=== YOUR INSTRUCTIONS ===
Reproduce every line of the items below precisely, leaving out the pictures.

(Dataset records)
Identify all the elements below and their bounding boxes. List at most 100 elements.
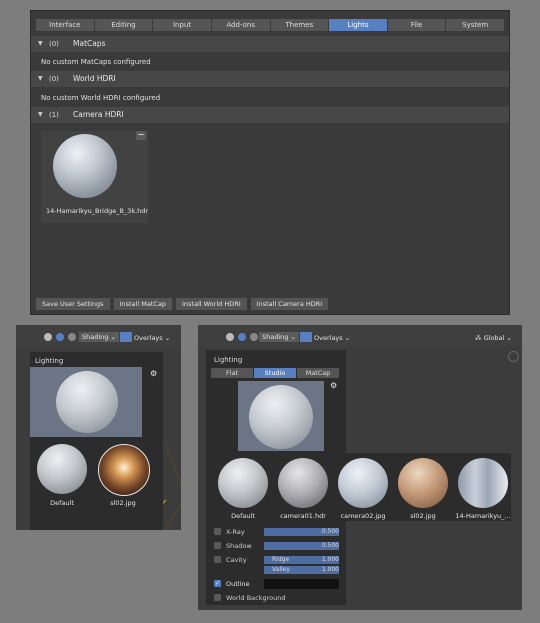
tab-lights[interactable]: Lights bbox=[329, 19, 387, 31]
remove-hdri-button[interactable]: − bbox=[136, 131, 146, 140]
sl02-light-thumb[interactable] bbox=[98, 444, 150, 496]
lighting-label: Lighting bbox=[35, 357, 64, 365]
cavity-ridge-slider[interactable]: Ridge 1.000 bbox=[264, 556, 339, 564]
xray-value: 0.500 bbox=[321, 528, 339, 535]
tab-addons[interactable]: Add-ons bbox=[211, 19, 270, 31]
navigation-gizmo-icon[interactable] bbox=[508, 351, 519, 362]
matcaps-section-header[interactable]: ▼ (0) MatCaps bbox=[31, 36, 509, 52]
viewport-right: Shading ⌄ Overlays ⌄ ⁂ Global ⌄ Lighting… bbox=[198, 325, 522, 610]
world-background-label: World Background bbox=[226, 594, 286, 602]
camera-hdri-count: (1) bbox=[49, 111, 59, 119]
lighting-label: Lighting bbox=[214, 356, 243, 364]
orientation-label: Global bbox=[483, 334, 505, 342]
outline-label: Outline bbox=[226, 580, 250, 588]
lighting-matcap-option[interactable]: MatCap bbox=[297, 368, 339, 378]
viewport-header: Shading ⌄ Overlays ⌄ ⁂ Global ⌄ bbox=[198, 325, 522, 347]
tab-input[interactable]: Input bbox=[153, 19, 211, 31]
camera-hdri-section-header[interactable]: ▼ (1) Camera HDRI bbox=[31, 107, 509, 123]
valley-value: 1.000 bbox=[321, 566, 339, 573]
cavity-valley-slider[interactable]: Valley 1.000 bbox=[264, 566, 339, 574]
studio-light-preview[interactable] bbox=[30, 367, 142, 437]
shading-label: Shading bbox=[262, 333, 289, 341]
tab-themes[interactable]: Themes bbox=[270, 19, 329, 31]
sl02-light-name: sl02.jpg bbox=[110, 499, 136, 507]
lighting-studio-option[interactable]: Studio bbox=[254, 368, 296, 378]
cavity-checkbox[interactable] bbox=[214, 556, 221, 563]
lighting-flat-option[interactable]: Flat bbox=[211, 368, 253, 378]
world-background-checkbox[interactable] bbox=[214, 594, 221, 601]
overlays-dropdown[interactable]: Overlays ⌄ bbox=[314, 334, 350, 342]
save-user-settings-button[interactable]: Save User Settings bbox=[36, 298, 110, 310]
shading-popover: Lighting ⚙ Default sl02.jpg bbox=[30, 352, 163, 530]
shading-label: Shading bbox=[82, 333, 109, 341]
collapse-triangle-icon: ▼ bbox=[38, 40, 43, 47]
camera02-light-thumb[interactable] bbox=[338, 458, 388, 508]
light-settings-icon[interactable]: ⚙ bbox=[150, 369, 157, 378]
default-light-name: Default bbox=[50, 499, 74, 507]
solid-shading-icon[interactable] bbox=[56, 333, 64, 341]
lighting-mode-selector: Flat Studio MatCap bbox=[211, 368, 339, 378]
shadow-value: 0.500 bbox=[321, 542, 339, 549]
preferences-tabs: Interface Editing Input Add-ons Themes L… bbox=[36, 19, 504, 31]
hdri-preview-sphere bbox=[53, 134, 117, 198]
tab-file[interactable]: File bbox=[387, 19, 446, 31]
tab-system[interactable]: System bbox=[446, 19, 504, 31]
camera01-light-name: camera01.hdr bbox=[280, 512, 326, 520]
install-world-hdri-button[interactable]: Install World HDRI bbox=[176, 298, 247, 310]
shadow-label: Shadow bbox=[226, 542, 252, 550]
world-hdri-title: World HDRI bbox=[73, 74, 116, 83]
tab-interface[interactable]: Interface bbox=[36, 19, 94, 31]
xray-label: X-Ray bbox=[226, 528, 245, 536]
sl02-light-thumb[interactable] bbox=[398, 458, 448, 508]
overlays-dropdown[interactable]: Overlays ⌄ bbox=[134, 334, 170, 342]
orientation-dropdown[interactable]: ⁂ Global ⌄ bbox=[475, 334, 512, 342]
camera01-light-thumb[interactable] bbox=[278, 458, 328, 508]
overlays-toggle-icon[interactable] bbox=[300, 332, 312, 342]
cavity-label: Cavity bbox=[226, 556, 247, 564]
material-shading-icon[interactable] bbox=[250, 333, 258, 341]
overlays-label: Overlays bbox=[134, 334, 163, 342]
tab-editing[interactable]: Editing bbox=[94, 19, 153, 31]
preferences-footer: Save User Settings Install MatCap Instal… bbox=[36, 298, 329, 310]
camera02-light-name: camera02.jpg bbox=[340, 512, 386, 520]
overlays-toggle-icon[interactable] bbox=[120, 332, 132, 342]
outline-color-swatch[interactable] bbox=[264, 579, 339, 589]
preview-sphere bbox=[56, 371, 118, 433]
xray-slider[interactable]: 0.500 bbox=[264, 528, 339, 536]
ridge-value: 1.000 bbox=[321, 556, 339, 563]
default-light-thumb[interactable] bbox=[37, 444, 87, 494]
default-light-thumb[interactable] bbox=[218, 458, 268, 508]
matcaps-title: MatCaps bbox=[73, 39, 106, 48]
ridge-label: Ridge bbox=[272, 556, 290, 563]
solid-shading-icon[interactable] bbox=[238, 333, 246, 341]
camera-hdri-item[interactable]: − 14-Hamarikyu_Bridge_B_3k.hdr bbox=[41, 131, 148, 223]
matcaps-message: No custom MatCaps configured bbox=[41, 58, 151, 66]
hamarikyu-light-thumb[interactable] bbox=[458, 458, 508, 508]
world-hdri-message: No custom World HDRI configured bbox=[41, 94, 161, 102]
collapse-triangle-icon: ▼ bbox=[38, 75, 43, 82]
studio-light-preview[interactable] bbox=[238, 381, 324, 451]
install-matcap-button[interactable]: Install MatCap bbox=[113, 298, 172, 310]
matcaps-count: (0) bbox=[49, 40, 59, 48]
outline-checkbox[interactable]: ✓ bbox=[214, 580, 221, 587]
orientation-icon: ⁂ bbox=[475, 334, 482, 342]
viewport-left: Shading ⌄ Overlays ⌄ Lighting ⚙ Default … bbox=[16, 325, 181, 530]
light-settings-icon[interactable]: ⚙ bbox=[330, 381, 337, 390]
default-light-name: Default bbox=[231, 512, 255, 520]
camera-hdri-title: Camera HDRI bbox=[73, 110, 124, 119]
shadow-checkbox[interactable] bbox=[214, 542, 221, 549]
world-hdri-section-header[interactable]: ▼ (0) World HDRI bbox=[31, 71, 509, 87]
world-hdri-count: (0) bbox=[49, 75, 59, 83]
overlays-label: Overlays bbox=[314, 334, 343, 342]
shadow-slider[interactable]: 0.500 bbox=[264, 542, 339, 550]
shading-dropdown[interactable]: Shading ⌄ bbox=[259, 332, 299, 342]
install-camera-hdri-button[interactable]: Install Camera HDRI bbox=[250, 298, 329, 310]
viewport-header: Shading ⌄ Overlays ⌄ bbox=[16, 325, 181, 347]
xray-checkbox[interactable] bbox=[214, 528, 221, 535]
wireframe-shading-icon[interactable] bbox=[44, 333, 52, 341]
valley-label: Valley bbox=[272, 566, 290, 573]
hamarikyu-light-name: 14-Hamarikyu_... bbox=[455, 512, 511, 520]
material-shading-icon[interactable] bbox=[68, 333, 76, 341]
shading-dropdown[interactable]: Shading ⌄ bbox=[79, 332, 119, 342]
wireframe-shading-icon[interactable] bbox=[226, 333, 234, 341]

=== OUTPUT ===
Identify all the elements below and their bounding boxes. List at most 100 elements.
tab-lights[interactable]: Lights bbox=[329, 19, 387, 31]
remove-hdri-button[interactable]: − bbox=[136, 131, 146, 140]
sl02-light-thumb[interactable] bbox=[98, 444, 150, 496]
lighting-label: Lighting bbox=[35, 357, 64, 365]
cavity-ridge-slider[interactable]: Ridge 1.000 bbox=[264, 556, 339, 564]
xray-value: 0.500 bbox=[321, 528, 339, 535]
tab-addons[interactable]: Add-ons bbox=[211, 19, 270, 31]
navigation-gizmo-icon[interactable] bbox=[508, 351, 519, 362]
matcaps-section-header[interactable]: ▼ (0) MatCaps bbox=[31, 36, 509, 52]
viewport-right: Shading ⌄ Overlays ⌄ ⁂ Global ⌄ Lighting… bbox=[198, 325, 522, 610]
world-background-label: World Background bbox=[226, 594, 286, 602]
camera-hdri-count: (1) bbox=[49, 111, 59, 119]
lighting-label: Lighting bbox=[214, 356, 243, 364]
orientation-label: Global bbox=[483, 334, 505, 342]
outline-label: Outline bbox=[226, 580, 250, 588]
lighting-matcap-option[interactable]: MatCap bbox=[297, 368, 339, 378]
viewport-header: Shading ⌄ Overlays ⌄ ⁂ Global ⌄ bbox=[198, 325, 522, 347]
tab-input[interactable]: Input bbox=[153, 19, 211, 31]
camera-hdri-section-header[interactable]: ▼ (1) Camera HDRI bbox=[31, 107, 509, 123]
valley-value: 1.000 bbox=[321, 566, 339, 573]
cavity-valley-slider[interactable]: Valley 1.000 bbox=[264, 566, 339, 574]
studio-light-preview[interactable] bbox=[30, 367, 142, 437]
shading-label: Shading bbox=[262, 333, 289, 341]
tab-themes[interactable]: Themes bbox=[270, 19, 329, 31]
sl02-light-name: sl02.jpg bbox=[110, 499, 136, 507]
lighting-studio-option[interactable]: Studio bbox=[254, 368, 296, 378]
cavity-checkbox[interactable] bbox=[214, 556, 221, 563]
lighting-flat-option[interactable]: Flat bbox=[211, 368, 253, 378]
world-background-checkbox[interactable] bbox=[214, 594, 221, 601]
overlays-dropdown[interactable]: Overlays ⌄ bbox=[314, 334, 350, 342]
save-user-settings-button[interactable]: Save User Settings bbox=[36, 298, 110, 310]
shading-popover: Lighting ⚙ Default sl02.jpg bbox=[30, 352, 163, 530]
shading-label: Shading bbox=[82, 333, 109, 341]
collapse-triangle-icon: ▼ bbox=[38, 40, 43, 47]
camera02-light-thumb[interactable] bbox=[338, 458, 388, 508]
light-settings-icon[interactable]: ⚙ bbox=[150, 369, 157, 378]
default-light-name: Default bbox=[50, 499, 74, 507]
solid-shading-icon[interactable] bbox=[56, 333, 64, 341]
lighting-mode-selector: Flat Studio MatCap bbox=[211, 368, 339, 378]
shadow-value: 0.500 bbox=[321, 542, 339, 549]
preferences-tabs: Interface Editing Input Add-ons Themes L… bbox=[36, 19, 504, 31]
hdri-preview-sphere bbox=[53, 134, 117, 198]
tab-file[interactable]: File bbox=[387, 19, 446, 31]
tab-system[interactable]: System bbox=[446, 19, 504, 31]
camera01-light-name: camera01.hdr bbox=[280, 512, 326, 520]
install-world-hdri-button[interactable]: Install World HDRI bbox=[176, 298, 247, 310]
shadow-label: Shadow bbox=[226, 542, 252, 550]
world-hdri-title: World HDRI bbox=[73, 74, 116, 83]
tab-interface[interactable]: Interface bbox=[36, 19, 94, 31]
xray-label: X-Ray bbox=[226, 528, 245, 536]
sl02-light-thumb[interactable] bbox=[398, 458, 448, 508]
overlays-dropdown[interactable]: Overlays ⌄ bbox=[134, 334, 170, 342]
orientation-dropdown[interactable]: ⁂ Global ⌄ bbox=[475, 334, 512, 342]
camera01-light-thumb[interactable] bbox=[278, 458, 328, 508]
overlays-toggle-icon[interactable] bbox=[300, 332, 312, 342]
cavity-label: Cavity bbox=[226, 556, 247, 564]
material-shading-icon[interactable] bbox=[250, 333, 258, 341]
overlays-label: Overlays bbox=[134, 334, 163, 342]
tab-editing[interactable]: Editing bbox=[94, 19, 153, 31]
preferences-footer: Save User Settings Install MatCap Instal… bbox=[36, 298, 329, 310]
camera02-light-name: camera02.jpg bbox=[340, 512, 386, 520]
overlays-toggle-icon[interactable] bbox=[120, 332, 132, 342]
outline-color-swatch[interactable] bbox=[264, 579, 339, 589]
preview-sphere bbox=[56, 371, 118, 433]
xray-slider[interactable]: 0.500 bbox=[264, 528, 339, 536]
ridge-value: 1.000 bbox=[321, 556, 339, 563]
default-light-thumb[interactable] bbox=[37, 444, 87, 494]
default-light-thumb[interactable] bbox=[218, 458, 268, 508]
matcaps-title: MatCaps bbox=[73, 39, 106, 48]
ridge-label: Ridge bbox=[272, 556, 290, 563]
solid-shading-icon[interactable] bbox=[238, 333, 246, 341]
camera-hdri-item[interactable]: − 14-Hamarikyu_Bridge_B_3k.hdr bbox=[41, 131, 148, 223]
matcaps-message: No custom MatCaps configured bbox=[41, 58, 151, 66]
hamarikyu-light-thumb[interactable] bbox=[458, 458, 508, 508]
world-hdri-message: No custom World HDRI configured bbox=[41, 94, 161, 102]
collapse-triangle-icon: ▼ bbox=[38, 75, 43, 82]
studio-light-preview[interactable] bbox=[238, 381, 324, 451]
install-matcap-button[interactable]: Install MatCap bbox=[113, 298, 172, 310]
matcaps-count: (0) bbox=[49, 40, 59, 48]
outline-checkbox[interactable]: ✓ bbox=[214, 580, 221, 587]
orientation-icon: ⁂ bbox=[475, 334, 482, 342]
viewport-left: Shading ⌄ Overlays ⌄ Lighting ⚙ Default … bbox=[16, 325, 181, 530]
light-settings-icon[interactable]: ⚙ bbox=[330, 381, 337, 390]
default-light-name: Default bbox=[231, 512, 255, 520]
camera-hdri-title: Camera HDRI bbox=[73, 110, 124, 119]
shadow-checkbox[interactable] bbox=[214, 542, 221, 549]
world-hdri-section-header[interactable]: ▼ (0) World HDRI bbox=[31, 71, 509, 87]
world-hdri-count: (0) bbox=[49, 75, 59, 83]
overlays-label: Overlays bbox=[314, 334, 343, 342]
shadow-slider[interactable]: 0.500 bbox=[264, 542, 339, 550]
shading-dropdown[interactable]: Shading ⌄ bbox=[259, 332, 299, 342]
install-camera-hdri-button[interactable]: Install Camera HDRI bbox=[250, 298, 329, 310]
viewport-header: Shading ⌄ Overlays ⌄ bbox=[16, 325, 181, 347]
xray-checkbox[interactable] bbox=[214, 528, 221, 535]
wireframe-shading-icon[interactable] bbox=[44, 333, 52, 341]
valley-label: Valley bbox=[272, 566, 290, 573]
hamarikyu-light-name: 14-Hamarikyu_... bbox=[455, 512, 511, 520]
material-shading-icon[interactable] bbox=[68, 333, 76, 341]
shading-dropdown[interactable]: Shading ⌄ bbox=[79, 332, 119, 342]
wireframe-shading-icon[interactable] bbox=[226, 333, 234, 341]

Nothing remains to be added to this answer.